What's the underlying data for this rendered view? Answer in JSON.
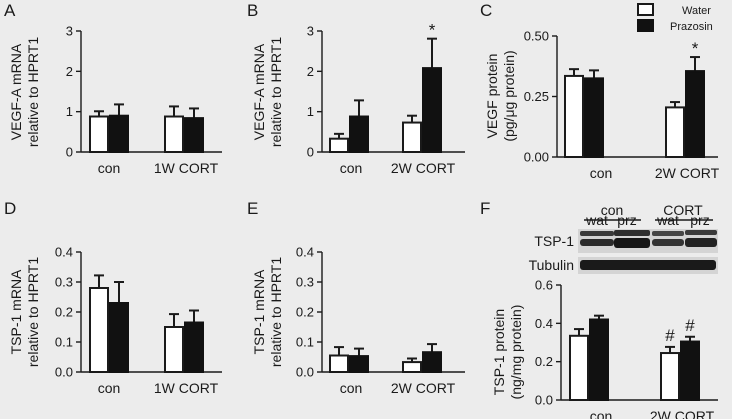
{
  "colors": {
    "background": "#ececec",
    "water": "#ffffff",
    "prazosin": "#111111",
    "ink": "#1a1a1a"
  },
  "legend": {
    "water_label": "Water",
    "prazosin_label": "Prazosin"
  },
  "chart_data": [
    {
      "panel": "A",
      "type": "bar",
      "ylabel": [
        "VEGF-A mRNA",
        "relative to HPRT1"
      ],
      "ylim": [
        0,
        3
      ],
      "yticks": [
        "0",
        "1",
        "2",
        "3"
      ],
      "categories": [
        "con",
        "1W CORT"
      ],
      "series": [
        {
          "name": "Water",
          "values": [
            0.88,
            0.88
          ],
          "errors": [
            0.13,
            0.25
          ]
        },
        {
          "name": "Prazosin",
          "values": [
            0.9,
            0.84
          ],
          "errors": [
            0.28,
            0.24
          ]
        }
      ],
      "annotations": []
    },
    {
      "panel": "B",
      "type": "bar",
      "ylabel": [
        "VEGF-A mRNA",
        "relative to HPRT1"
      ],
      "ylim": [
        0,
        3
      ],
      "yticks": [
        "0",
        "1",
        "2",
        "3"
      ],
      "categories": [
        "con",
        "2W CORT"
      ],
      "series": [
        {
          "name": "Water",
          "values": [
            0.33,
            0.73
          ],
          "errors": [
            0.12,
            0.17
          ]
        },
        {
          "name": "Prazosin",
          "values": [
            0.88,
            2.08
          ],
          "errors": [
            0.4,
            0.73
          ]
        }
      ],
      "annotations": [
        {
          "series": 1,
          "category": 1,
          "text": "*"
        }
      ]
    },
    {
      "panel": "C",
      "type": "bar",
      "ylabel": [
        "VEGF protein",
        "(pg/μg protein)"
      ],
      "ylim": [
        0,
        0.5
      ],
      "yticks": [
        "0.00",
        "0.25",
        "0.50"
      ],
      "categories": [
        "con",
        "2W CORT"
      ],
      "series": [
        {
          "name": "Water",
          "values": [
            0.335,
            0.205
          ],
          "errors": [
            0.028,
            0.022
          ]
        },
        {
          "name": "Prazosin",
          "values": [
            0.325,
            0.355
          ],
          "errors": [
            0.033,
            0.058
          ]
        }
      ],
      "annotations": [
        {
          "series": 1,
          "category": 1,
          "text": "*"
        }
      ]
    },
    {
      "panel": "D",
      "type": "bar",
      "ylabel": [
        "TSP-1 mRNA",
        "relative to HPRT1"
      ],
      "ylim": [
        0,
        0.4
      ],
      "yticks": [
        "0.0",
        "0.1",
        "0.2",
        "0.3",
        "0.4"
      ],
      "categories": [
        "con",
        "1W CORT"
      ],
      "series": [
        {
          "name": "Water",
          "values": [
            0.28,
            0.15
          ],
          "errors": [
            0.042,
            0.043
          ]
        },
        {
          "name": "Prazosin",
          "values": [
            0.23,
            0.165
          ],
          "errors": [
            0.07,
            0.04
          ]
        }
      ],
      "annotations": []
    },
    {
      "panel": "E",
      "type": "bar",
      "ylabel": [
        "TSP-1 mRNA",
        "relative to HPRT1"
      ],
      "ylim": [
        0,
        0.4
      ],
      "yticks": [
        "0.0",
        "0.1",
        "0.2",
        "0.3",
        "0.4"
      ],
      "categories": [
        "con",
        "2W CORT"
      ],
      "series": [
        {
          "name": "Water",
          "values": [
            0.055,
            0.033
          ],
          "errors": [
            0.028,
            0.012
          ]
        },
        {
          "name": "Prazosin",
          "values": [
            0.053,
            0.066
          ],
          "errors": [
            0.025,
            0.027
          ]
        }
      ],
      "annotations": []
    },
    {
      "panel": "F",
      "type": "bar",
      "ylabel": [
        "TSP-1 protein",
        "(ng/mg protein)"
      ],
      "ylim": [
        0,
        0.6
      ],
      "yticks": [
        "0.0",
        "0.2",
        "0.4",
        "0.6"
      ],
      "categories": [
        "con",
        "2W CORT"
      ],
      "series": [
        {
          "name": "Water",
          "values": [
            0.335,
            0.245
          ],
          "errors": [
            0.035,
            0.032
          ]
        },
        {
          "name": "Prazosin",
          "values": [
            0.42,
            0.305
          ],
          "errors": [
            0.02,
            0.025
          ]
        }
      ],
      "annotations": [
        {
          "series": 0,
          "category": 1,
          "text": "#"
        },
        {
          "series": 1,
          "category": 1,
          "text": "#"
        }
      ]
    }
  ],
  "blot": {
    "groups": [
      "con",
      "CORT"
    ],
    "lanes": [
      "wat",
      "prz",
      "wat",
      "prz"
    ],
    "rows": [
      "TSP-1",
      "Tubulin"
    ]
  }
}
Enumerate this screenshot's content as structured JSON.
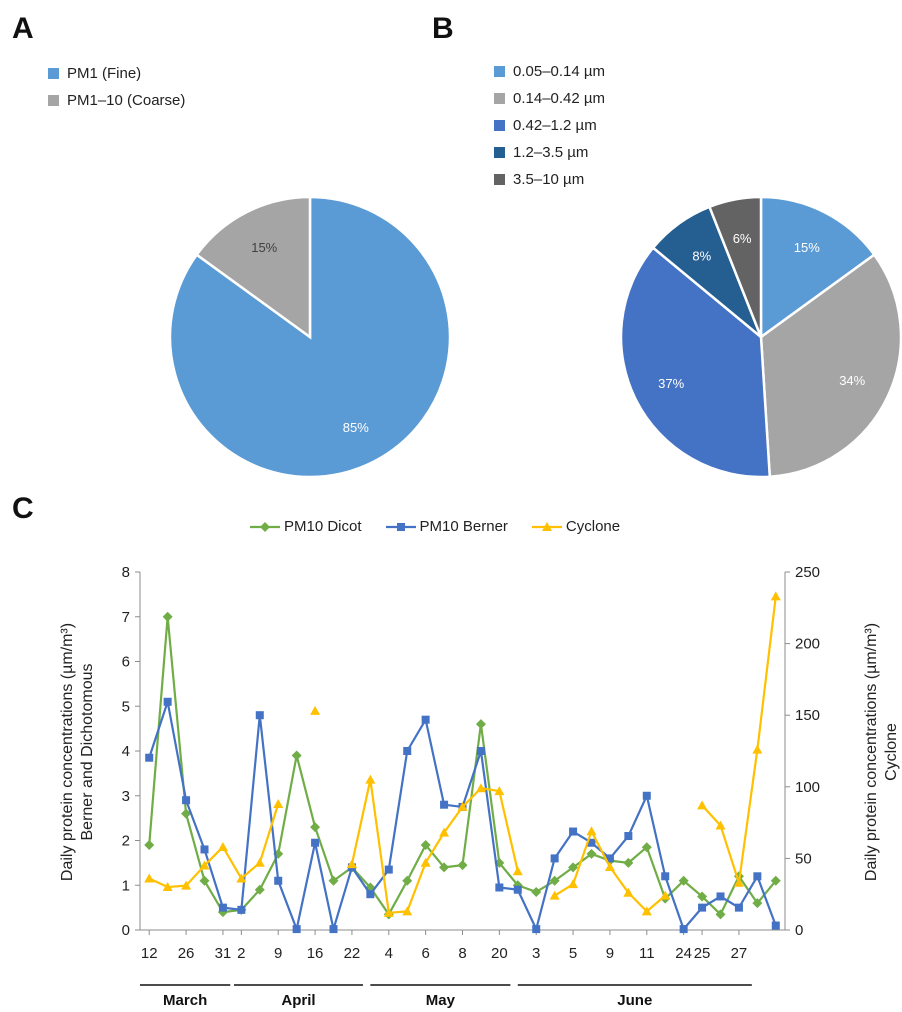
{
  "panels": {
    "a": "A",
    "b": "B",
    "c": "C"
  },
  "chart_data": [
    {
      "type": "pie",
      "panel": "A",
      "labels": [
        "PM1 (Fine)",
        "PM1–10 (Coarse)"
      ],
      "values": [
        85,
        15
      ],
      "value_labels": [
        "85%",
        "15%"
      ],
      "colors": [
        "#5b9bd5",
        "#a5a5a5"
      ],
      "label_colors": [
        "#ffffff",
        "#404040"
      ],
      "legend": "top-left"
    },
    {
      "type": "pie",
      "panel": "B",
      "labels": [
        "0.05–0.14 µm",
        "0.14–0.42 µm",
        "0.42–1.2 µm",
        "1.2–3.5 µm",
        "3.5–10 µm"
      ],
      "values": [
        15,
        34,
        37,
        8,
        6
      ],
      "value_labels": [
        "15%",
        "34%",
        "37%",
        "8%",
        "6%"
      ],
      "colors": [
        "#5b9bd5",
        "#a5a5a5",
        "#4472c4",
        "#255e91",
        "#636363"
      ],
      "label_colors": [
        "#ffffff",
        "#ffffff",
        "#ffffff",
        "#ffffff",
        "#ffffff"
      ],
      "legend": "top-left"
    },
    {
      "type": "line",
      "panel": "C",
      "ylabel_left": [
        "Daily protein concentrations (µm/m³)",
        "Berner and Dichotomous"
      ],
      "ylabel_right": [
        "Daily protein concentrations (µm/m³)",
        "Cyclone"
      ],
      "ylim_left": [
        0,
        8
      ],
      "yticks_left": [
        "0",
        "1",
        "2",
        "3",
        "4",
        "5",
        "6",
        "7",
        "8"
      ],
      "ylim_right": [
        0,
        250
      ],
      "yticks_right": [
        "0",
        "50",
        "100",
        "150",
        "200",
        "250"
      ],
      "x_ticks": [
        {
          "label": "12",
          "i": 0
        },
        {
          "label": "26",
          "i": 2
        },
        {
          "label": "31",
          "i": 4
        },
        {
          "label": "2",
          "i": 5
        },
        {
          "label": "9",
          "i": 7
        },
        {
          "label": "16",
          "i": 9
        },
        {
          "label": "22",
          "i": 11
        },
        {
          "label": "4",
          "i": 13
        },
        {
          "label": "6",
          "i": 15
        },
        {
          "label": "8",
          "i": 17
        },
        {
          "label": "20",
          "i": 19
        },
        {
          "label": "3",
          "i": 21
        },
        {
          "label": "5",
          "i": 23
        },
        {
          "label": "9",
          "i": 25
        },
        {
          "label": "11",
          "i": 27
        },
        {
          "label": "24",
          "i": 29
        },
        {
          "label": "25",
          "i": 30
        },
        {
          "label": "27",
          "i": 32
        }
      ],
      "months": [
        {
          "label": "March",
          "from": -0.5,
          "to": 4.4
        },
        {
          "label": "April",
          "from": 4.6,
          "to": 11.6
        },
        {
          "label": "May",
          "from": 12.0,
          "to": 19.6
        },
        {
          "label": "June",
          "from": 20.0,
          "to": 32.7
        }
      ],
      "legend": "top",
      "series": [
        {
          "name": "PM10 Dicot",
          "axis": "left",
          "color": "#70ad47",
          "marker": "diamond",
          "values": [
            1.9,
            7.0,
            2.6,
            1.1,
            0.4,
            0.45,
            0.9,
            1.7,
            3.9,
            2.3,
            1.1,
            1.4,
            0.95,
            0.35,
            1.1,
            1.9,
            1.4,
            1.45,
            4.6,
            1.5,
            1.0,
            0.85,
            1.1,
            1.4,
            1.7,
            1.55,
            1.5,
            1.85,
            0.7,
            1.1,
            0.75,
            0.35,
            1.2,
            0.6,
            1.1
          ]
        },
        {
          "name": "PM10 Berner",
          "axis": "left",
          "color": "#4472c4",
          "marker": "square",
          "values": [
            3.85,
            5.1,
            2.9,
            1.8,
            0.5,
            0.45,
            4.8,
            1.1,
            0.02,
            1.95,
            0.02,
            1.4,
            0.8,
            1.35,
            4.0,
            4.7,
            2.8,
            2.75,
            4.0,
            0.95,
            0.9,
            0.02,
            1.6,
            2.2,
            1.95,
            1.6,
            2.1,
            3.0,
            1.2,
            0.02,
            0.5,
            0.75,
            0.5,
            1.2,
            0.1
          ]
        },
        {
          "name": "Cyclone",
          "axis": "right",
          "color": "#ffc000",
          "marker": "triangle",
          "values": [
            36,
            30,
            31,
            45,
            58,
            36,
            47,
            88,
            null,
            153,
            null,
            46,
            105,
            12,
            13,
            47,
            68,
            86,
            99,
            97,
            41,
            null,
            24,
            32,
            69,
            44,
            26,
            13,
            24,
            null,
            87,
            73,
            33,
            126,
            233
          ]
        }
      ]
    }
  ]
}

» Work order
Your answer should be each line of the data that contains the word "legend", copied as it stands.

» Answer to the exercise
  "legend": {
      "legend": "top-left"
      "legend": "top-left"
      "legend": "top",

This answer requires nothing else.